### WHAT IS REQUIRED
Each line below that contains "appear" counts once; report the total and nothing more.

### TASK DATA
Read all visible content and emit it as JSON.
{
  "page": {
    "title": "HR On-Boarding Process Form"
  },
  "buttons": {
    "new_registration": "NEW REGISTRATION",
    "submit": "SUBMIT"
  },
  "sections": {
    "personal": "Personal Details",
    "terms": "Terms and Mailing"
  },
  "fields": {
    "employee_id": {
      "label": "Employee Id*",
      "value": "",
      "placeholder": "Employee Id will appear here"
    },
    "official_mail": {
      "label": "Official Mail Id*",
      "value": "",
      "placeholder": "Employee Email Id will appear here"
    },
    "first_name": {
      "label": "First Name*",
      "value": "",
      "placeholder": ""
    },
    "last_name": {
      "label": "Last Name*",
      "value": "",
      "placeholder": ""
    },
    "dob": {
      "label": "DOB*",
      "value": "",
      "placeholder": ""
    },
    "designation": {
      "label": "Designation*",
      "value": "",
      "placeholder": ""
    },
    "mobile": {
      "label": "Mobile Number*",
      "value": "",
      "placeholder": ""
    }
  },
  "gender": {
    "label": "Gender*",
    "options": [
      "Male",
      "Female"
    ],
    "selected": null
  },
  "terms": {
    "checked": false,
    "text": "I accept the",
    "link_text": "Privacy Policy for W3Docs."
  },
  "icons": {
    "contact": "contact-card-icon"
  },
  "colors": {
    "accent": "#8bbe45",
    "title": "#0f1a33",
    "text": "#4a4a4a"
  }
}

### FULL RESPONSE
2